### Exercise:
Restate the full set of records exactly, word for word.

** Start of Dataset content **

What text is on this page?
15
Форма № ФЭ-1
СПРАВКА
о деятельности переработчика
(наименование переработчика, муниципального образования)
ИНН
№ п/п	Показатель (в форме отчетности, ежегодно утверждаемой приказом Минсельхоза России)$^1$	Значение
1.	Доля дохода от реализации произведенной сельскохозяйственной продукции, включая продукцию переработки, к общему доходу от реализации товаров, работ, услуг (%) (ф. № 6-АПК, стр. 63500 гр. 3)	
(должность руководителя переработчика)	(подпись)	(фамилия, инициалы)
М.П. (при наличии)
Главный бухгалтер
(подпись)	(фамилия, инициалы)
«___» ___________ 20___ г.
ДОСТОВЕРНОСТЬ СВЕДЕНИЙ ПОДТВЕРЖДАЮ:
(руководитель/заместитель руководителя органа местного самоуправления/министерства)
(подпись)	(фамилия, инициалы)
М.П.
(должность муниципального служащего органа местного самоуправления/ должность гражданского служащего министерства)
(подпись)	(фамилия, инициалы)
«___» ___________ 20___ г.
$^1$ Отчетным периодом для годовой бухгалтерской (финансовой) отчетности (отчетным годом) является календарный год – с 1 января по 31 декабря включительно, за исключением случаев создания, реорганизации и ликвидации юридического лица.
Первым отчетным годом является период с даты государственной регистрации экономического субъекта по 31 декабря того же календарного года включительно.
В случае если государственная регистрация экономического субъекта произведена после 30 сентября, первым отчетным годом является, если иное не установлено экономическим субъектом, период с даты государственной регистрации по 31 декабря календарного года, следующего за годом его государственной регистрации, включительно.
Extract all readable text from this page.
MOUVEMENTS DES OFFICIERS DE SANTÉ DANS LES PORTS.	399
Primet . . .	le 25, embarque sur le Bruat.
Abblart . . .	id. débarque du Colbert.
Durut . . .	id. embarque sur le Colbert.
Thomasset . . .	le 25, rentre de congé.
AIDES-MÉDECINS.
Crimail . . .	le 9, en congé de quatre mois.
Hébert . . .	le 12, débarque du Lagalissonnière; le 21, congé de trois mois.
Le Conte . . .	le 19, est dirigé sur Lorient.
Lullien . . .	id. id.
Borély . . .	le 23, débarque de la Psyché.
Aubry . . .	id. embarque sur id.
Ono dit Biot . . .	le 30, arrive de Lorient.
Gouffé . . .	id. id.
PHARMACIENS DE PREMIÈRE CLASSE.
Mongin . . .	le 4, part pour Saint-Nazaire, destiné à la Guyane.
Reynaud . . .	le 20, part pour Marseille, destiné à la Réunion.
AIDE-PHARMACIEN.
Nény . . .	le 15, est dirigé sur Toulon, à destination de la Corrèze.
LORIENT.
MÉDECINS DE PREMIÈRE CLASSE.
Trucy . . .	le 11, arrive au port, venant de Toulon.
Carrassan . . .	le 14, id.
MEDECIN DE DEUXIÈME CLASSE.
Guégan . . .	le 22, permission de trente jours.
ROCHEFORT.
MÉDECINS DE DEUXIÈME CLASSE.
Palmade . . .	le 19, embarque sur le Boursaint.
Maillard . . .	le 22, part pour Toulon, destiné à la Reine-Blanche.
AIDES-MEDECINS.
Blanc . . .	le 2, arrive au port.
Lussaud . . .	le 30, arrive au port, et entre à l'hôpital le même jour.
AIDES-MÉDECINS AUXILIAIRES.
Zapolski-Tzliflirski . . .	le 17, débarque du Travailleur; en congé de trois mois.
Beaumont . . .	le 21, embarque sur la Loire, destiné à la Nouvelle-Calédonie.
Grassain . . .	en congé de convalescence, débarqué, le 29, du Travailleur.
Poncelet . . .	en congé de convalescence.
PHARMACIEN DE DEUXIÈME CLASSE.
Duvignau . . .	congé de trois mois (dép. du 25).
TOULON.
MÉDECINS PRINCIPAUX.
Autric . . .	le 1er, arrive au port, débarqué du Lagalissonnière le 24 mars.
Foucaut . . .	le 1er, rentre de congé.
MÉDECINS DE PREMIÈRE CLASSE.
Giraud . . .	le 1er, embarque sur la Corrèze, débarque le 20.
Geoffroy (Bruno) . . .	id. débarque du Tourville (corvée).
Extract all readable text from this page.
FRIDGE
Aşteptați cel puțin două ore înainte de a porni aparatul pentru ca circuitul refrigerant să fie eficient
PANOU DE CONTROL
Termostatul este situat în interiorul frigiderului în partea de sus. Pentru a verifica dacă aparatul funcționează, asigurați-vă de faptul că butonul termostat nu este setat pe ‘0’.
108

** End of Dataset content **

### Written answer:
What text is on this page?
15
Форма № ФЭ-1
СПРАВКА
о деятельности переработчика
(наименование переработчика, муниципального образования)
ИНН
№ п/п	Показатель (в форме отчетности, ежегодно утверждаемой приказом Минсельхоза России)$^1$	Значение
1.	Доля дохода от реализации произведенной сельскохозяйственной продукции, включая продукцию переработки, к общему доходу от реализации товаров, работ, услуг (%) (ф. № 6-АПК, стр. 63500 гр. 3)	
(должность руководителя переработчика)	(подпись)	(фамилия, инициалы)
М.П. (при наличии)
Главный бухгалтер
(подпись)	(фамилия, инициалы)
«___» ___________ 20___ г.
ДОСТОВЕРНОСТЬ СВЕДЕНИЙ ПОДТВЕРЖДАЮ:
(руководитель/заместитель руководителя органа местного самоуправления/министерства)
(подпись)	(фамилия, инициалы)
М.П.
(должность муниципального служащего органа местного самоуправления/ должность гражданского служащего министерства)
(подпись)	(фамилия, инициалы)
«___» ___________ 20___ г.
$^1$ Отчетным периодом для годовой бухгалтерской (финансовой) отчетности (отчетным годом) является календарный год – с 1 января по 31 декабря включительно, за исключением случаев создания, реорганизации и ликвидации юридического лица.
Первым отчетным годом является период с даты государственной регистрации экономического субъекта по 31 декабря того же календарного года включительно.
В случае если государственная регистрация экономического субъекта произведена после 30 сентября, первым отчетным годом является, если иное не установлено экономическим субъектом, период с даты государственной регистрации по 31 декабря календарного года, следующего за годом его государственной регистрации, включительно.
Extract all readable text from this page.
MOUVEMENTS DES OFFICIERS DE SANTÉ DANS LES PORTS.	399
Primet . . .	le 25, embarque sur le Bruat.
Abblart . . .	id. débarque du Colbert.
Durut . . .	id. embarque sur le Colbert.
Thomasset . . .	le 25, rentre de congé.
AIDES-MÉDECINS.
Crimail . . .	le 9, en congé de quatre mois.
Hébert . . .	le 12, débarque du Lagalissonnière; le 21, congé de trois mois.
Le Conte . . .	le 19, est dirigé sur Lorient.
Lullien . . .	id. id.
Borély . . .	le 23, débarque de la Psyché.
Aubry . . .	id. embarque sur id.
Ono dit Biot . . .	le 30, arrive de Lorient.
Gouffé . . .	id. id.
PHARMACIENS DE PREMIÈRE CLASSE.
Mongin . . .	le 4, part pour Saint-Nazaire, destiné à la Guyane.
Reynaud . . .	le 20, part pour Marseille, destiné à la Réunion.
AIDE-PHARMACIEN.
Nény . . .	le 15, est dirigé sur Toulon, à destination de la Corrèze.
LORIENT.
MÉDECINS DE PREMIÈRE CLASSE.
Trucy . . .	le 11, arrive au port, venant de Toulon.
Carrassan . . .	le 14, id.
MEDECIN DE DEUXIÈME CLASSE.
Guégan . . .	le 22, permission de trente jours.
ROCHEFORT.
MÉDECINS DE DEUXIÈME CLASSE.
Palmade . . .	le 19, embarque sur le Boursaint.
Maillard . . .	le 22, part pour Toulon, destiné à la Reine-Blanche.
AIDES-MEDECINS.
Blanc . . .	le 2, arrive au port.
Lussaud . . .	le 30, arrive au port, et entre à l'hôpital le même jour.
AIDES-MÉDECINS AUXILIAIRES.
Zapolski-Tzliflirski . . .	le 17, débarque du Travailleur; en congé de trois mois.
Beaumont . . .	le 21, embarque sur la Loire, destiné à la Nouvelle-Calédonie.
Grassain . . .	en congé de convalescence, débarqué, le 29, du Travailleur.
Poncelet . . .	en congé de convalescence.
PHARMACIEN DE DEUXIÈME CLASSE.
Duvignau . . .	congé de trois mois (dép. du 25).
TOULON.
MÉDECINS PRINCIPAUX.
Autric . . .	le 1er, arrive au port, débarqué du Lagalissonnière le 24 mars.
Foucaut . . .	le 1er, rentre de congé.
MÉDECINS DE PREMIÈRE CLASSE.
Giraud . . .	le 1er, embarque sur la Corrèze, débarque le 20.
Geoffroy (Bruno) . . .	id. débarque du Tourville (corvée).
Extract all readable text from this page.
FRIDGE
Aşteptați cel puțin două ore înainte de a porni aparatul pentru ca circuitul refrigerant să fie eficient
PANOU DE CONTROL
Termostatul este situat în interiorul frigiderului în partea de sus. Pentru a verifica dacă aparatul funcționează, asigurați-vă de faptul că butonul termostat nu este setat pe ‘0’.
108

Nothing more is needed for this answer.